### PROBLEM STATEMENT
Please transcribe the data below exactly. Leave the pictures out.

• • • •

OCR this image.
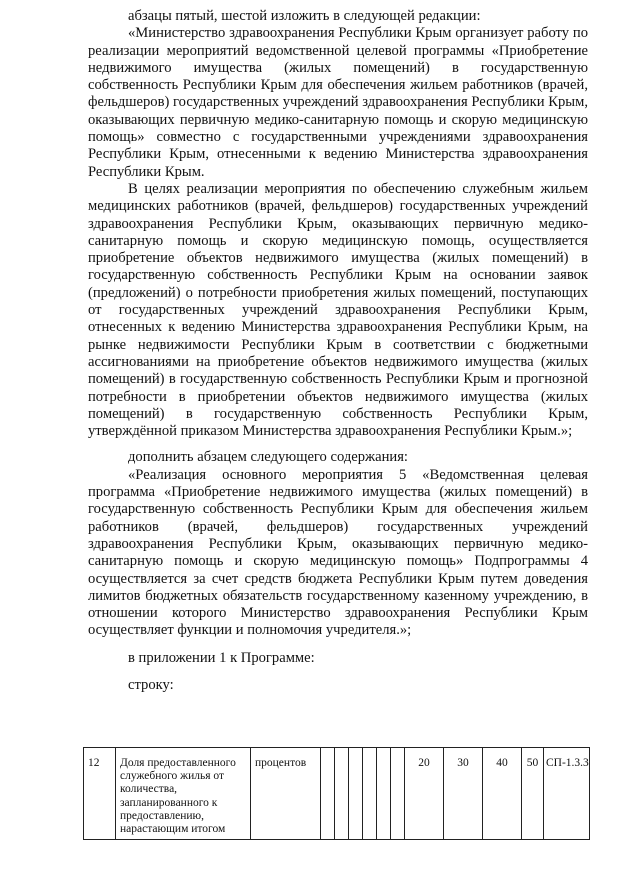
абзацы пятый, шестой изложить в следующей редакции:

«Министерство здравоохранения Республики Крым организует работу по реализации мероприятий ведомственной целевой программы «Приобретение недвижимого имущества (жилых помещений) в государственную собственность Республики Крым для обеспечения жильем работников (врачей, фельдшеров) государственных учреждений здравоохранения Республики Крым, оказывающих первичную медико-санитарную помощь и скорую медицинскую помощь» совместно с государственными учреждениями здравоохранения Республики Крым, отнесенными к ведению Министерства здравоохранения Республики Крым.

В целях реализации мероприятия по обеспечению служебным жильем медицинских работников (врачей, фельдшеров) государственных учреждений здравоохранения Республики Крым, оказывающих первичную медико-санитарную помощь и скорую медицинскую помощь, осуществляется приобретение объектов недвижимого имущества (жилых помещений) в государственную собственность Республики Крым на основании заявок (предложений) о потребности приобретения жилых помещений, поступающих от государственных учреждений здравоохранения Республики Крым, отнесенных к ведению Министерства здравоохранения Республики Крым, на рынке недвижимости Республики Крым в соответствии с бюджетными ассигнованиями на приобретение объектов недвижимого имущества (жилых помещений) в государственную собственность Республики Крым и прогнозной потребности в приобретении объектов недвижимого имущества (жилых помещений) в государственную собственность Республики Крым, утверждённой приказом Министерства здравоохранения Республики Крым.»;

дополнить абзацем следующего содержания:

«Реализация основного мероприятия 5 «Ведомственная целевая программа «Приобретение недвижимого имущества (жилых помещений) в государственную собственность Республики Крым для обеспечения жильем работников (врачей, фельдшеров) государственных учреждений здравоохранения Республики Крым, оказывающих первичную медико-санитарную помощь и скорую медицинскую помощь» Подпрограммы 4 осуществляется за счет средств бюджета Республики Крым путем доведения лимитов бюджетных обязательств государственному казенному учреждению, в отношении которого Министерство здравоохранения Республики Крым осуществляет функции и полномочия учредителя.»;

в приложении 1 к Программе:

строку:

12	Доля предоставленного служебного жилья от количества, запланированного к предоставлению, нарастающим итогом	процентов							20	30	40	50	СП-1.3.3
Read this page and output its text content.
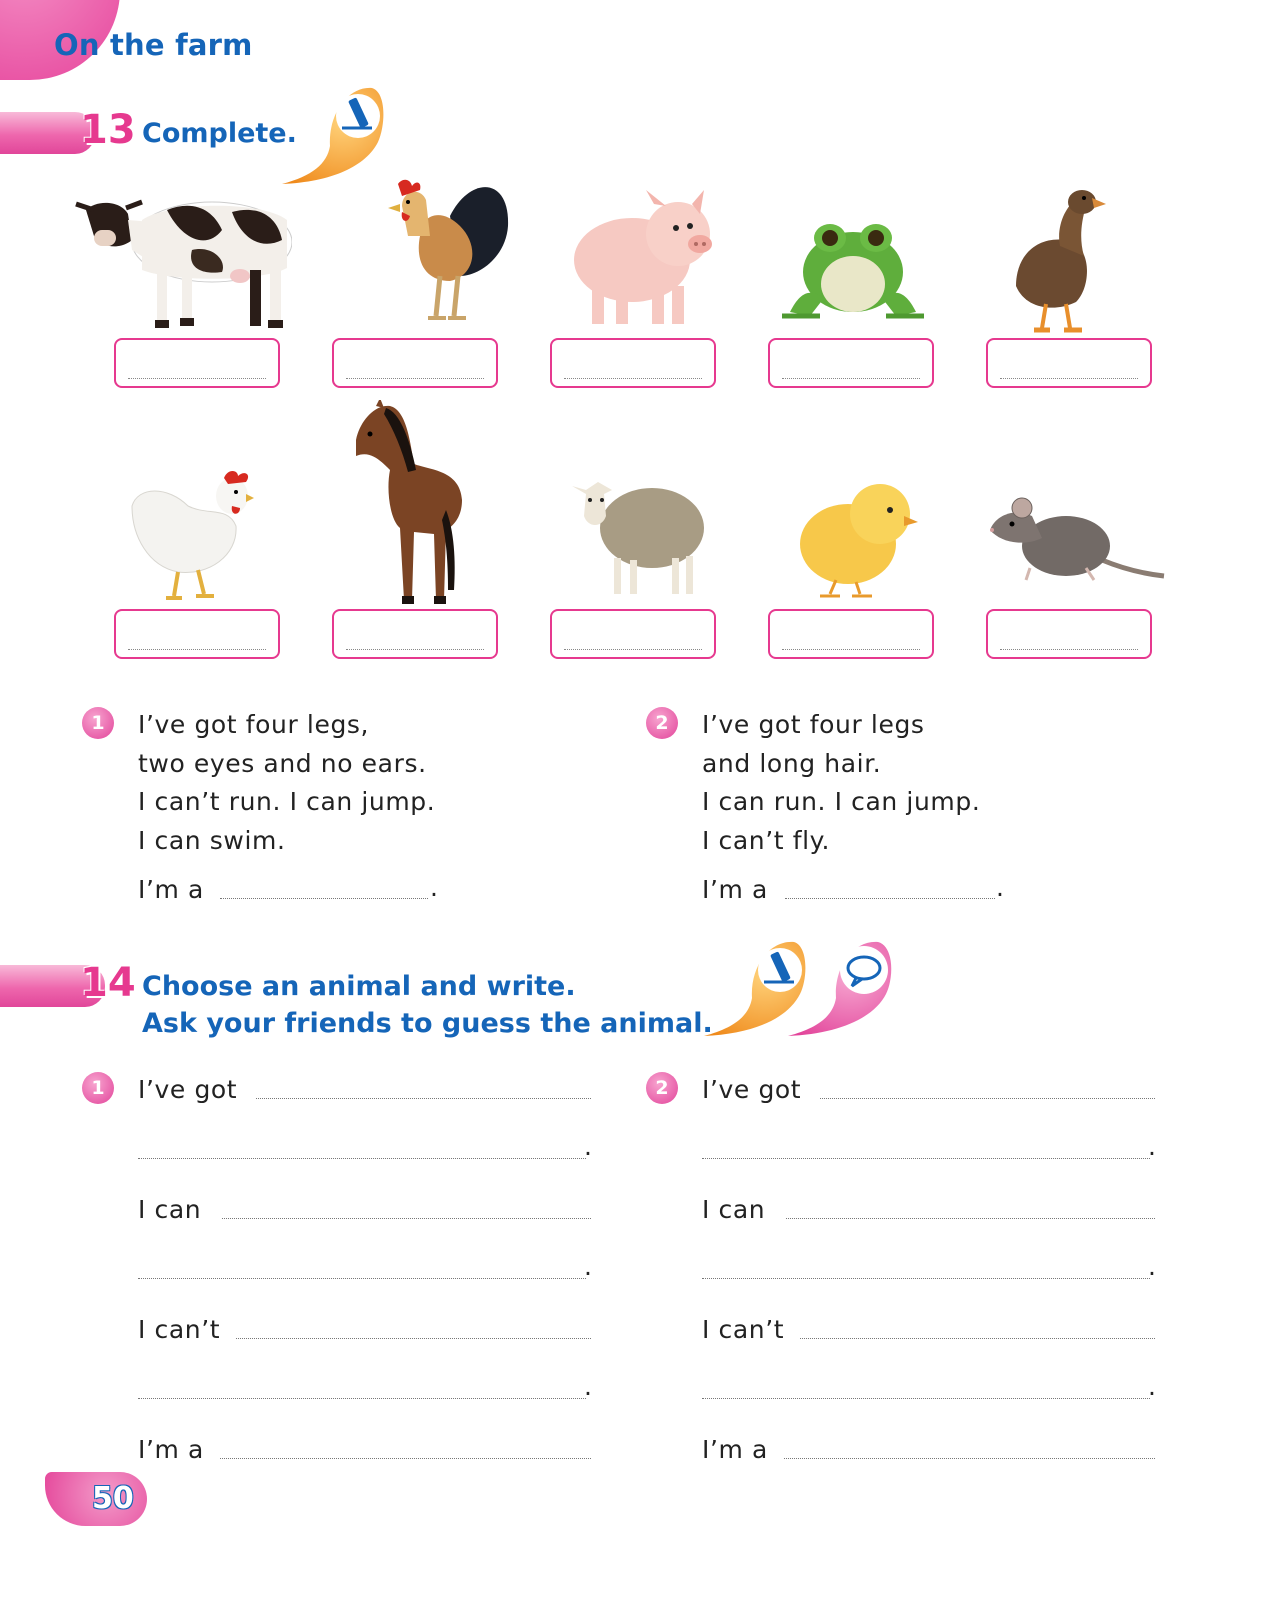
On the farm
13 Complete.
1	I’ve got four legs,
two eyes and no ears.
I can’t run. I can jump.
I can swim.
I’m a	.
2	I’ve got four legs
and long hair.
I can run. I can jump.
I can’t fly.
I’m a	.
14 Choose an animal and write.
Ask your friends to guess the animal.
1	I’ve got
.
I can
.
I can’t
.
I’m a
2	I’ve got
.
I can
.
I can’t
.
I’m a
50
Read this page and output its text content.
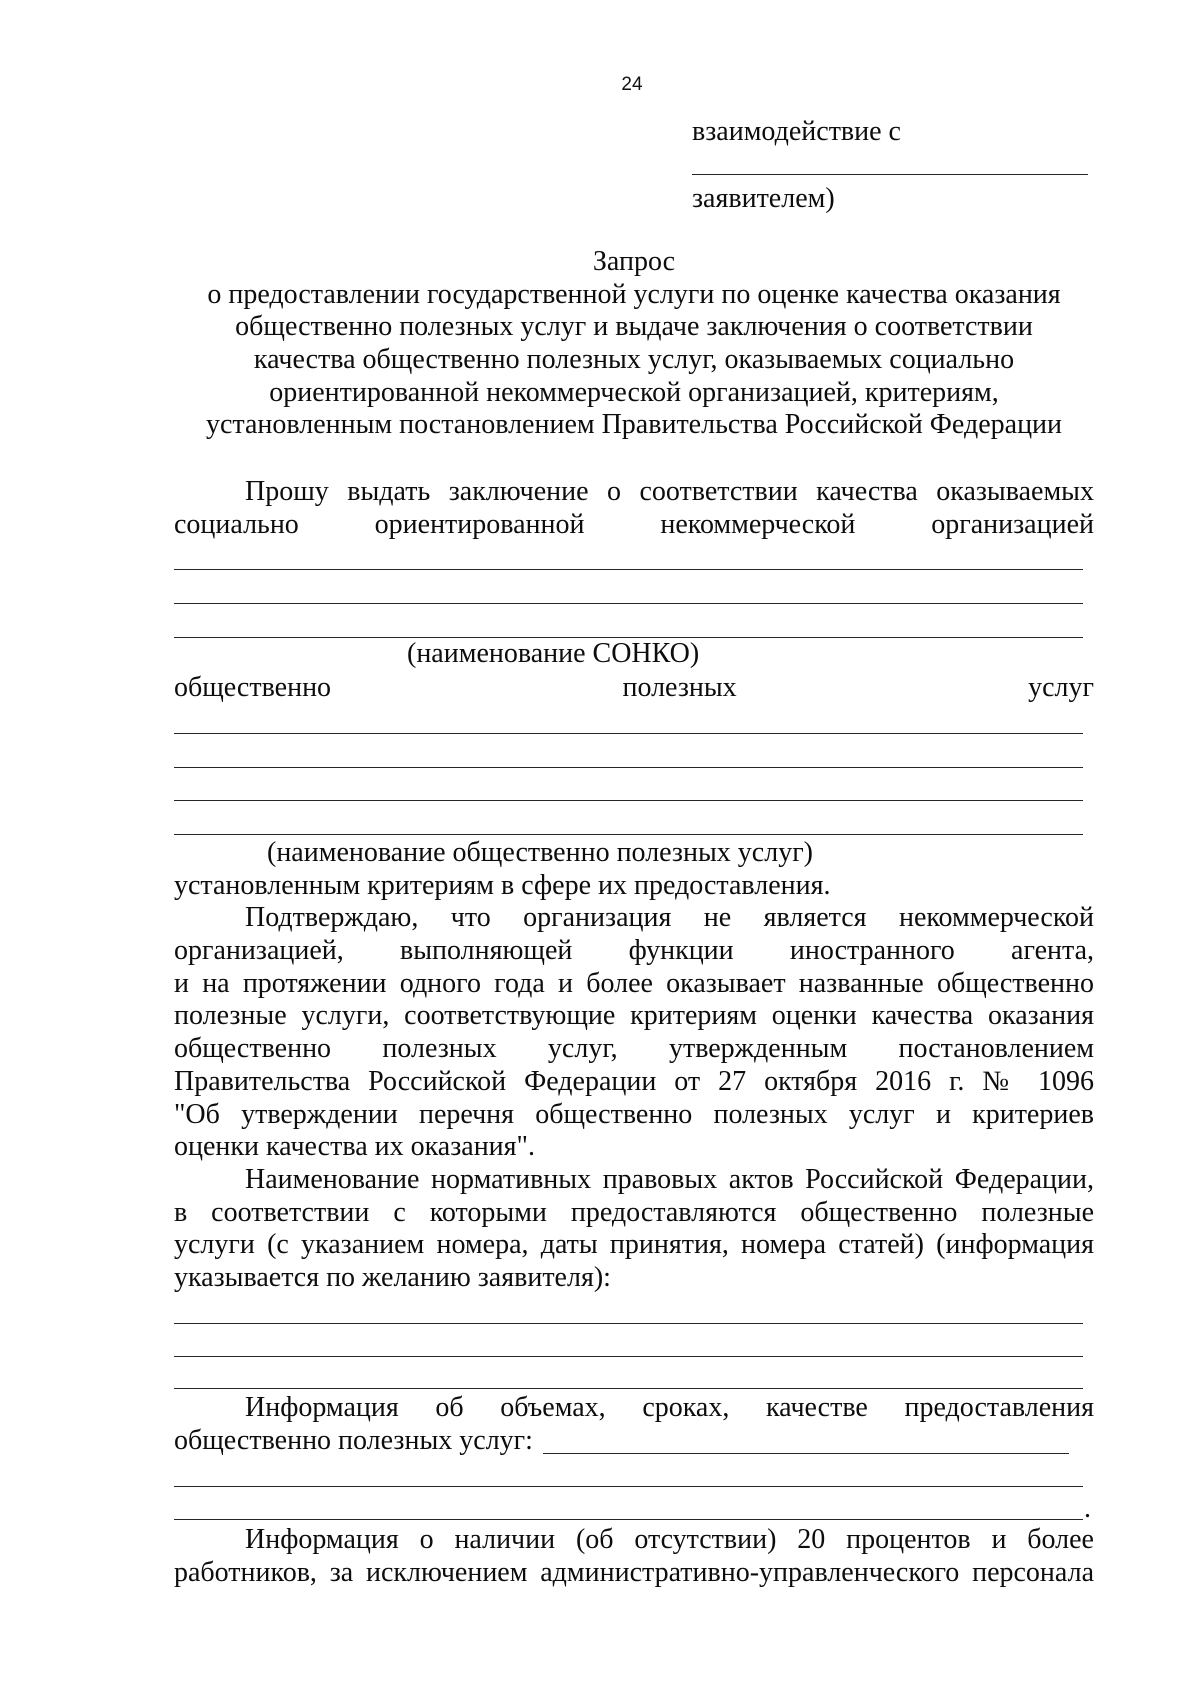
24
взаимодействие с
заявителем)
Запрос
о предоставлении государственной услуги по оценке качества оказания
общественно полезных услуг и выдаче заключения о соответствии
качества общественно полезных услуг, оказываемых социально
ориентированной некоммерческой организацией, критериям,
установленным постановлением Правительства Российской Федерации
Прошу выдать заключение о соответствии качества оказываемых
социально ориентированной некоммерческой организацией
(наименование СОНКО)
общественно полезных услуг
(наименование общественно полезных услуг)
установленным критериям в сфере их предоставления.
Подтверждаю, что организация не является некоммерческой
организацией, выполняющей функции иностранного агента,
и на протяжении одного года и более оказывает названные общественно
полезные услуги, соответствующие критериям оценки качества оказания
общественно полезных услуг, утвержденным постановлением
Правительства Российской Федерации от 27 октября 2016 г. № 1096
"Об утверждении перечня общественно полезных услуг и критериев
оценки качества их оказания".
Наименование нормативных правовых актов Российской Федерации,
в соответствии с которыми предоставляются общественно полезные
услуги (с указанием номера, даты принятия, номера статей) (информация
указывается по желанию заявителя):
Информация об объемах, сроках, качестве предоставления
общественно полезных услуг:
.
Информация о наличии (об отсутствии) 20 процентов и более
работников, за исключением административно-управленческого персонала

• • • •

### EXPECTED ANSWER
OCR this image.
абзацы пятый, шестой изложить в следующей редакции:

«Министерство здравоохранения Республики Крым организует работу по реализации мероприятий ведомственной целевой программы «Приобретение недвижимого имущества (жилых помещений) в государственную собственность Республики Крым для обеспечения жильем работников (врачей, фельдшеров) государственных учреждений здравоохранения Республики Крым, оказывающих первичную медико-санитарную помощь и скорую медицинскую помощь» совместно с государственными учреждениями здравоохранения Республики Крым, отнесенными к ведению Министерства здравоохранения Республики Крым.

В целях реализации мероприятия по обеспечению служебным жильем медицинских работников (врачей, фельдшеров) государственных учреждений здравоохранения Республики Крым, оказывающих первичную медико-санитарную помощь и скорую медицинскую помощь, осуществляется приобретение объектов недвижимого имущества (жилых помещений) в государственную собственность Республики Крым на основании заявок (предложений) о потребности приобретения жилых помещений, поступающих от государственных учреждений здравоохранения Республики Крым, отнесенных к ведению Министерства здравоохранения Республики Крым, на рынке недвижимости Республики Крым в соответствии с бюджетными ассигнованиями на приобретение объектов недвижимого имущества (жилых помещений) в государственную собственность Республики Крым и прогнозной потребности в приобретении объектов недвижимого имущества (жилых помещений) в государственную собственность Республики Крым, утверждённой приказом Министерства здравоохранения Республики Крым.»;

дополнить абзацем следующего содержания:

«Реализация основного мероприятия 5 «Ведомственная целевая программа «Приобретение недвижимого имущества (жилых помещений) в государственную собственность Республики Крым для обеспечения жильем работников (врачей, фельдшеров) государственных учреждений здравоохранения Республики Крым, оказывающих первичную медико-санитарную помощь и скорую медицинскую помощь» Подпрограммы 4 осуществляется за счет средств бюджета Республики Крым путем доведения лимитов бюджетных обязательств государственному казенному учреждению, в отношении которого Министерство здравоохранения Республики Крым осуществляет функции и полномочия учредителя.»;

в приложении 1 к Программе:

строку:

12	Доля предоставленного служебного жилья от количества, запланированного к предоставлению, нарастающим итогом	процентов							20	30	40	50	СП-1.3.3
Read this page and output its text content.
On the farm
13 Complete.
1	I’ve got four legs,
two eyes and no ears.
I can’t run. I can jump.
I can swim.
I’m a	.
2	I’ve got four legs
and long hair.
I can run. I can jump.
I can’t fly.
I’m a	.
14 Choose an animal and write.
Ask your friends to guess the animal.
1	I’ve got
.
I can
.
I can’t
.
I’m a
2	I’ve got
.
I can
.
I can’t
.
I’m a
50
Read this page and output its text content.
24
взаимодействие с
заявителем)
Запрос
о предоставлении государственной услуги по оценке качества оказания
общественно полезных услуг и выдаче заключения о соответствии
качества общественно полезных услуг, оказываемых социально
ориентированной некоммерческой организацией, критериям,
установленным постановлением Правительства Российской Федерации
Прошу выдать заключение о соответствии качества оказываемых
социально ориентированной некоммерческой организацией
(наименование СОНКО)
общественно полезных услуг
(наименование общественно полезных услуг)
установленным критериям в сфере их предоставления.
Подтверждаю, что организация не является некоммерческой
организацией, выполняющей функции иностранного агента,
и на протяжении одного года и более оказывает названные общественно
полезные услуги, соответствующие критериям оценки качества оказания
общественно полезных услуг, утвержденным постановлением
Правительства Российской Федерации от 27 октября 2016 г. № 1096
"Об утверждении перечня общественно полезных услуг и критериев
оценки качества их оказания".
Наименование нормативных правовых актов Российской Федерации,
в соответствии с которыми предоставляются общественно полезные
услуги (с указанием номера, даты принятия, номера статей) (информация
указывается по желанию заявителя):
Информация об объемах, сроках, качестве предоставления
общественно полезных услуг:
.
Информация о наличии (об отсутствии) 20 процентов и более
работников, за исключением административно-управленческого персонала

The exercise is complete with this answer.